Below is a block of records: output all of them exactly and leave out the pictures.
## begin
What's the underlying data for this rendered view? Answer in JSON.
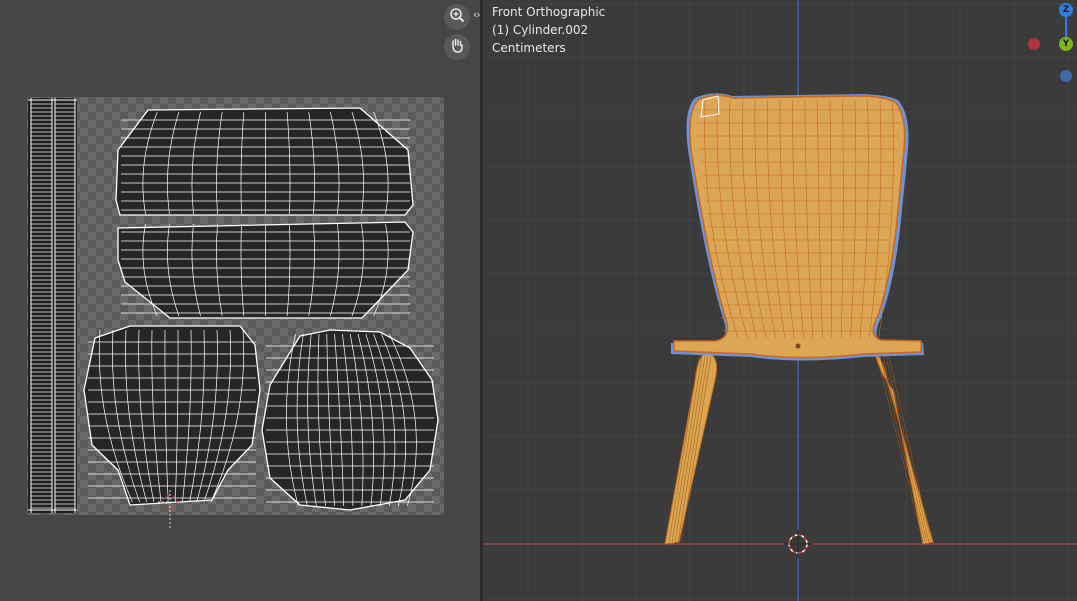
{
  "uv_editor": {
    "tools": {
      "zoom_icon": "magnifier-plus-icon",
      "pan_icon": "hand-icon"
    }
  },
  "viewport": {
    "view_name": "Front Orthographic",
    "object_label": "(1) Cylinder.002",
    "units": "Centimeters",
    "gizmo": {
      "z_label": "Z",
      "y_label": "Y",
      "z_color": "#2f7fe0",
      "y_color": "#7db51c",
      "x_color": "#b03540",
      "neg_y_color": "#3f6aa6"
    },
    "colors": {
      "seat_fill": "#d9a551",
      "wire": "#c96a1e",
      "outline": "#6f93d6",
      "axis_x": "#a24545",
      "axis_z": "#3f6fc8"
    }
  }
}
## end
ANSWER FOR THIS EXERCISE:
What's the underlying data for this rendered view? Answer in JSON.
{
  "uv_editor": {
    "tools": {
      "zoom_icon": "magnifier-plus-icon",
      "pan_icon": "hand-icon"
    }
  },
  "viewport": {
    "view_name": "Front Orthographic",
    "object_label": "(1) Cylinder.002",
    "units": "Centimeters",
    "gizmo": {
      "z_label": "Z",
      "y_label": "Y",
      "z_color": "#2f7fe0",
      "y_color": "#7db51c",
      "x_color": "#b03540",
      "neg_y_color": "#3f6aa6"
    },
    "colors": {
      "seat_fill": "#d9a551",
      "wire": "#c96a1e",
      "outline": "#6f93d6",
      "axis_x": "#a24545",
      "axis_z": "#3f6fc8"
    }
  }
}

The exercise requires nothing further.